• _DESCRIPTION OF THE TASK_
Reproduce all the entries precisely.

+++++

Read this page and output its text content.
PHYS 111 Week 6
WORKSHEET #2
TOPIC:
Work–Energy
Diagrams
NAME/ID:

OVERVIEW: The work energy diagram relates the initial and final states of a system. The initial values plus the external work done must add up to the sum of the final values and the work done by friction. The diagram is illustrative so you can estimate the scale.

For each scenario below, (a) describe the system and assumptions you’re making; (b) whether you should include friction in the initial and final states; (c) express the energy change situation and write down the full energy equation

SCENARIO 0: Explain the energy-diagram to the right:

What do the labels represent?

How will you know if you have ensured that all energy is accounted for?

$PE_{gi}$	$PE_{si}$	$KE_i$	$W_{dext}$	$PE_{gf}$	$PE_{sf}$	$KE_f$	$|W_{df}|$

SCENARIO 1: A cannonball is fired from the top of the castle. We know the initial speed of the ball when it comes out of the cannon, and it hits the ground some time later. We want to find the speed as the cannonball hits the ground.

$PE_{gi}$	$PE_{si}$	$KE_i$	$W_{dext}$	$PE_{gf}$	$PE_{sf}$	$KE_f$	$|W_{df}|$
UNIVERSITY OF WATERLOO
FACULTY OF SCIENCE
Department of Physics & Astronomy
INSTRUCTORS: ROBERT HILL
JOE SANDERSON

+++++

• _EXERCISE SOLUTION_
Read this page and output its text content.
PHYS 111 Week 6
WORKSHEET #2
TOPIC:
Work–Energy
Diagrams
NAME/ID:

OVERVIEW: The work energy diagram relates the initial and final states of a system. The initial values plus the external work done must add up to the sum of the final values and the work done by friction. The diagram is illustrative so you can estimate the scale.

For each scenario below, (a) describe the system and assumptions you’re making; (b) whether you should include friction in the initial and final states; (c) express the energy change situation and write down the full energy equation

SCENARIO 0: Explain the energy-diagram to the right:

What do the labels represent?

How will you know if you have ensured that all energy is accounted for?

$PE_{gi}$	$PE_{si}$	$KE_i$	$W_{dext}$	$PE_{gf}$	$PE_{sf}$	$KE_f$	$|W_{df}|$

SCENARIO 1: A cannonball is fired from the top of the castle. We know the initial speed of the ball when it comes out of the cannon, and it hits the ground some time later. We want to find the speed as the cannonball hits the ground.

$PE_{gi}$	$PE_{si}$	$KE_i$	$W_{dext}$	$PE_{gf}$	$PE_{sf}$	$KE_f$	$|W_{df}|$
UNIVERSITY OF WATERLOO
FACULTY OF SCIENCE
Department of Physics & Astronomy
INSTRUCTORS: ROBERT HILL
JOE SANDERSON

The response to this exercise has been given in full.